> Written task: Transcribe all of the material exactly, except for its pictures.

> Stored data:

╭──

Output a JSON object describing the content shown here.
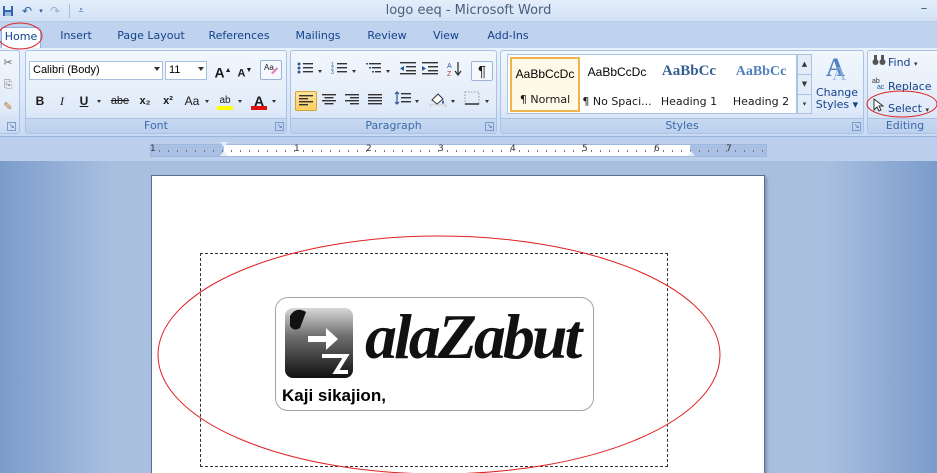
{
  "window": {
    "title": "logo eeq - Microsoft Word"
  },
  "quick_access": {
    "icons": [
      "save-icon",
      "undo-icon",
      "redo-icon",
      "customize-icon"
    ]
  },
  "tabs": [
    {
      "label": "Home",
      "active": true
    },
    {
      "label": "Insert"
    },
    {
      "label": "Page Layout"
    },
    {
      "label": "References"
    },
    {
      "label": "Mailings"
    },
    {
      "label": "Review"
    },
    {
      "label": "View"
    },
    {
      "label": "Add-Ins"
    }
  ],
  "font_group": {
    "label": "Font",
    "font_name": "Calibri (Body)",
    "font_size": "11",
    "grow_label": "A",
    "shrink_label": "A",
    "bold": "B",
    "italic": "I",
    "underline": "U",
    "strike": "abe",
    "subscript": "x₂",
    "superscript": "x²",
    "change_case": "Aa",
    "highlight": "ab",
    "font_color": "A"
  },
  "paragraph_group": {
    "label": "Paragraph",
    "show_marks": "¶"
  },
  "styles_group": {
    "label": "Styles",
    "items": [
      {
        "sample": "AaBbCcDc",
        "name": "¶ Normal",
        "selected": true
      },
      {
        "sample": "AaBbCcDc",
        "name": "¶ No Spaci..."
      },
      {
        "sample": "AaBbCc",
        "name": "Heading 1"
      },
      {
        "sample": "AaBbCc",
        "name": "Heading 2"
      }
    ],
    "change_styles": [
      "Change",
      "Styles"
    ]
  },
  "editing_group": {
    "label": "Editing",
    "find": "Find",
    "replace": "Replace",
    "select": "Select"
  },
  "ruler": {
    "numbers": [
      "1",
      "1",
      "2",
      "3",
      "4",
      "5",
      "6",
      "7"
    ]
  },
  "document": {
    "logo_word": "alaZabut",
    "logo_tagline": "Kaji sikajion,"
  },
  "colors": {
    "annotation_red": "#e02020",
    "highlight_yellow": "#ffff00",
    "font_red": "#e01010",
    "ribbon_text": "#15428b"
  }
}
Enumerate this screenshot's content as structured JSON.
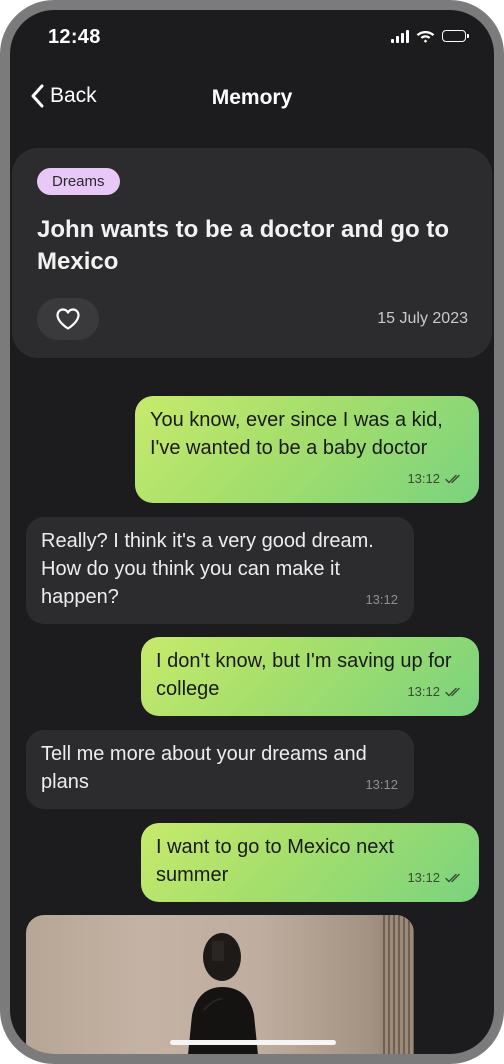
{
  "status_bar": {
    "time": "12:48",
    "icons": [
      "signal-icon",
      "wifi-icon",
      "battery-icon"
    ]
  },
  "nav": {
    "back_label": "Back",
    "title": "Memory"
  },
  "memory": {
    "tag": "Dreams",
    "title": "John wants to be a doctor and go to Mexico",
    "date": "15 July 2023",
    "like_icon": "heart-icon"
  },
  "messages": [
    {
      "direction": "sent",
      "text": "You know, ever since I was a kid, I've wanted to be a baby doctor",
      "time": "13:12",
      "read": true
    },
    {
      "direction": "received",
      "text": "Really? I think it's a very good dream. How do you think you can make it happen?",
      "time": "13:12"
    },
    {
      "direction": "sent",
      "text": "I don't know, but I'm saving up for college",
      "time": "13:12",
      "read": true
    },
    {
      "direction": "received",
      "text": "Tell me more about your dreams and plans",
      "time": "13:12"
    },
    {
      "direction": "sent",
      "text": "I want to go to Mexico next summer",
      "time": "13:12",
      "read": true
    }
  ],
  "colors": {
    "background": "#1c1c1e",
    "card": "#2c2c2e",
    "tag": "#e7c8f7",
    "sent_gradient_start": "#c7ea6c",
    "sent_gradient_end": "#7ad37e"
  }
}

╰──

> The solution:
Output a JSON object describing the content shown here.
{
  "window": {
    "title": "logo eeq - Microsoft Word"
  },
  "quick_access": {
    "icons": [
      "save-icon",
      "undo-icon",
      "redo-icon",
      "customize-icon"
    ]
  },
  "tabs": [
    {
      "label": "Home",
      "active": true
    },
    {
      "label": "Insert"
    },
    {
      "label": "Page Layout"
    },
    {
      "label": "References"
    },
    {
      "label": "Mailings"
    },
    {
      "label": "Review"
    },
    {
      "label": "View"
    },
    {
      "label": "Add-Ins"
    }
  ],
  "font_group": {
    "label": "Font",
    "font_name": "Calibri (Body)",
    "font_size": "11",
    "grow_label": "A",
    "shrink_label": "A",
    "bold": "B",
    "italic": "I",
    "underline": "U",
    "strike": "abe",
    "subscript": "x₂",
    "superscript": "x²",
    "change_case": "Aa",
    "highlight": "ab",
    "font_color": "A"
  },
  "paragraph_group": {
    "label": "Paragraph",
    "show_marks": "¶"
  },
  "styles_group": {
    "label": "Styles",
    "items": [
      {
        "sample": "AaBbCcDc",
        "name": "¶ Normal",
        "selected": true
      },
      {
        "sample": "AaBbCcDc",
        "name": "¶ No Spaci..."
      },
      {
        "sample": "AaBbCc",
        "name": "Heading 1"
      },
      {
        "sample": "AaBbCc",
        "name": "Heading 2"
      }
    ],
    "change_styles": [
      "Change",
      "Styles"
    ]
  },
  "editing_group": {
    "label": "Editing",
    "find": "Find",
    "replace": "Replace",
    "select": "Select"
  },
  "ruler": {
    "numbers": [
      "1",
      "1",
      "2",
      "3",
      "4",
      "5",
      "6",
      "7"
    ]
  },
  "document": {
    "logo_word": "alaZabut",
    "logo_tagline": "Kaji sikajion,"
  },
  "colors": {
    "annotation_red": "#e02020",
    "highlight_yellow": "#ffff00",
    "font_red": "#e01010",
    "ribbon_text": "#15428b"
  }
}
Enumerate this screenshot's content as structured JSON.
{
  "status_bar": {
    "time": "12:48",
    "icons": [
      "signal-icon",
      "wifi-icon",
      "battery-icon"
    ]
  },
  "nav": {
    "back_label": "Back",
    "title": "Memory"
  },
  "memory": {
    "tag": "Dreams",
    "title": "John wants to be a doctor and go to Mexico",
    "date": "15 July 2023",
    "like_icon": "heart-icon"
  },
  "messages": [
    {
      "direction": "sent",
      "text": "You know, ever since I was a kid, I've wanted to be a baby doctor",
      "time": "13:12",
      "read": true
    },
    {
      "direction": "received",
      "text": "Really? I think it's a very good dream. How do you think you can make it happen?",
      "time": "13:12"
    },
    {
      "direction": "sent",
      "text": "I don't know, but I'm saving up for college",
      "time": "13:12",
      "read": true
    },
    {
      "direction": "received",
      "text": "Tell me more about your dreams and plans",
      "time": "13:12"
    },
    {
      "direction": "sent",
      "text": "I want to go to Mexico next summer",
      "time": "13:12",
      "read": true
    }
  ],
  "colors": {
    "background": "#1c1c1e",
    "card": "#2c2c2e",
    "tag": "#e7c8f7",
    "sent_gradient_start": "#c7ea6c",
    "sent_gradient_end": "#7ad37e"
  }
}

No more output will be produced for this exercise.